SET EXERCISE >>
Please give the listing again in its entirety, exactly as written.

RECORD EXCERPTS >>

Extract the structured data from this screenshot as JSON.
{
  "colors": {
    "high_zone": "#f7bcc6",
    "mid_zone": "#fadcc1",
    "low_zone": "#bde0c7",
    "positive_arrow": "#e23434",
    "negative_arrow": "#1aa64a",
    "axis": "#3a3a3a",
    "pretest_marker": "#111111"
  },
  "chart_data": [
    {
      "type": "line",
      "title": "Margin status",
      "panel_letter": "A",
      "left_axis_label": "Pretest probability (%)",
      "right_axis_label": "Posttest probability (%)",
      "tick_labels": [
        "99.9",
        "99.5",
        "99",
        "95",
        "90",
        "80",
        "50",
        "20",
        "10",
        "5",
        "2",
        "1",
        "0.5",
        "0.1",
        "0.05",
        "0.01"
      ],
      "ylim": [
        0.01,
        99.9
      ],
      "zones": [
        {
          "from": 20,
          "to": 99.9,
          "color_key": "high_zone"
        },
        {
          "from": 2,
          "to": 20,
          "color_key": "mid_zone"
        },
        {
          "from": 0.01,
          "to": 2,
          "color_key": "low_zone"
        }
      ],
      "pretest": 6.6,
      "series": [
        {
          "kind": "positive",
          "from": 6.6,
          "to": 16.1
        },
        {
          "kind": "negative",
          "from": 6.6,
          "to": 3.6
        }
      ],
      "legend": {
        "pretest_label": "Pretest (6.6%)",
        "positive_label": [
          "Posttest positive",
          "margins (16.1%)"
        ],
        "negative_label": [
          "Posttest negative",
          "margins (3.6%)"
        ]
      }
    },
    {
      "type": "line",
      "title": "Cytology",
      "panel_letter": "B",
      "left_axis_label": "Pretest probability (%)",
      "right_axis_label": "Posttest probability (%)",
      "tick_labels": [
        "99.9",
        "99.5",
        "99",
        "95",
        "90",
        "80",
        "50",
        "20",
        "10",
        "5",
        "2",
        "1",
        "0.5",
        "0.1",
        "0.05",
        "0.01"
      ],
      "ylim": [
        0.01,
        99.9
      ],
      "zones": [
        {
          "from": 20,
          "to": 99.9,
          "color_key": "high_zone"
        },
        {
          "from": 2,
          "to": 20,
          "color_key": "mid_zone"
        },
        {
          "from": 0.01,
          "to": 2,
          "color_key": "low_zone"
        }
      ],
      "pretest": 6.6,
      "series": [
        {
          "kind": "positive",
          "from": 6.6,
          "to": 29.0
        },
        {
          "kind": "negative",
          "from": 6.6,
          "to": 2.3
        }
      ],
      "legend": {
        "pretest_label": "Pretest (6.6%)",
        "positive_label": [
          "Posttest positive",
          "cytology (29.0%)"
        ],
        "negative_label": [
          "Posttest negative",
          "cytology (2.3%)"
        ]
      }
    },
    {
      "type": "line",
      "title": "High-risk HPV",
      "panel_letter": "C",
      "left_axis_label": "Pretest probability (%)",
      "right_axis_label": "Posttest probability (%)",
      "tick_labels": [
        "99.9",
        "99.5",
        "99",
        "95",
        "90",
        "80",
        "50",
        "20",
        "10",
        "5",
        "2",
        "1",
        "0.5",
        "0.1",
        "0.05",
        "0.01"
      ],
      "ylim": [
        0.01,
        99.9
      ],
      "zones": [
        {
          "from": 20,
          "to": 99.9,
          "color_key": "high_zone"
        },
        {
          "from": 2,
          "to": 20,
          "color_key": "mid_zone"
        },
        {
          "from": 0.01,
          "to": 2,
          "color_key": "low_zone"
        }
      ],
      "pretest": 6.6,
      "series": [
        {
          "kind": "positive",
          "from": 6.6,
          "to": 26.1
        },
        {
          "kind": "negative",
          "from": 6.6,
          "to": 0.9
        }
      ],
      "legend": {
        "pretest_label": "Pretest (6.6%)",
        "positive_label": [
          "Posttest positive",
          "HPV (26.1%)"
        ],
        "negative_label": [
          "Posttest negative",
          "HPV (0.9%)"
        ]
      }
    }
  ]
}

THE SOLUTION >>
Extract the structured data from this screenshot as JSON.
{
  "colors": {
    "high_zone": "#f7bcc6",
    "mid_zone": "#fadcc1",
    "low_zone": "#bde0c7",
    "positive_arrow": "#e23434",
    "negative_arrow": "#1aa64a",
    "axis": "#3a3a3a",
    "pretest_marker": "#111111"
  },
  "chart_data": [
    {
      "type": "line",
      "title": "Margin status",
      "panel_letter": "A",
      "left_axis_label": "Pretest probability (%)",
      "right_axis_label": "Posttest probability (%)",
      "tick_labels": [
        "99.9",
        "99.5",
        "99",
        "95",
        "90",
        "80",
        "50",
        "20",
        "10",
        "5",
        "2",
        "1",
        "0.5",
        "0.1",
        "0.05",
        "0.01"
      ],
      "ylim": [
        0.01,
        99.9
      ],
      "zones": [
        {
          "from": 20,
          "to": 99.9,
          "color_key": "high_zone"
        },
        {
          "from": 2,
          "to": 20,
          "color_key": "mid_zone"
        },
        {
          "from": 0.01,
          "to": 2,
          "color_key": "low_zone"
        }
      ],
      "pretest": 6.6,
      "series": [
        {
          "kind": "positive",
          "from": 6.6,
          "to": 16.1
        },
        {
          "kind": "negative",
          "from": 6.6,
          "to": 3.6
        }
      ],
      "legend": {
        "pretest_label": "Pretest (6.6%)",
        "positive_label": [
          "Posttest positive",
          "margins (16.1%)"
        ],
        "negative_label": [
          "Posttest negative",
          "margins (3.6%)"
        ]
      }
    },
    {
      "type": "line",
      "title": "Cytology",
      "panel_letter": "B",
      "left_axis_label": "Pretest probability (%)",
      "right_axis_label": "Posttest probability (%)",
      "tick_labels": [
        "99.9",
        "99.5",
        "99",
        "95",
        "90",
        "80",
        "50",
        "20",
        "10",
        "5",
        "2",
        "1",
        "0.5",
        "0.1",
        "0.05",
        "0.01"
      ],
      "ylim": [
        0.01,
        99.9
      ],
      "zones": [
        {
          "from": 20,
          "to": 99.9,
          "color_key": "high_zone"
        },
        {
          "from": 2,
          "to": 20,
          "color_key": "mid_zone"
        },
        {
          "from": 0.01,
          "to": 2,
          "color_key": "low_zone"
        }
      ],
      "pretest": 6.6,
      "series": [
        {
          "kind": "positive",
          "from": 6.6,
          "to": 29.0
        },
        {
          "kind": "negative",
          "from": 6.6,
          "to": 2.3
        }
      ],
      "legend": {
        "pretest_label": "Pretest (6.6%)",
        "positive_label": [
          "Posttest positive",
          "cytology (29.0%)"
        ],
        "negative_label": [
          "Posttest negative",
          "cytology (2.3%)"
        ]
      }
    },
    {
      "type": "line",
      "title": "High-risk HPV",
      "panel_letter": "C",
      "left_axis_label": "Pretest probability (%)",
      "right_axis_label": "Posttest probability (%)",
      "tick_labels": [
        "99.9",
        "99.5",
        "99",
        "95",
        "90",
        "80",
        "50",
        "20",
        "10",
        "5",
        "2",
        "1",
        "0.5",
        "0.1",
        "0.05",
        "0.01"
      ],
      "ylim": [
        0.01,
        99.9
      ],
      "zones": [
        {
          "from": 20,
          "to": 99.9,
          "color_key": "high_zone"
        },
        {
          "from": 2,
          "to": 20,
          "color_key": "mid_zone"
        },
        {
          "from": 0.01,
          "to": 2,
          "color_key": "low_zone"
        }
      ],
      "pretest": 6.6,
      "series": [
        {
          "kind": "positive",
          "from": 6.6,
          "to": 26.1
        },
        {
          "kind": "negative",
          "from": 6.6,
          "to": 0.9
        }
      ],
      "legend": {
        "pretest_label": "Pretest (6.6%)",
        "positive_label": [
          "Posttest positive",
          "HPV (26.1%)"
        ],
        "negative_label": [
          "Posttest negative",
          "HPV (0.9%)"
        ]
      }
    }
  ]
}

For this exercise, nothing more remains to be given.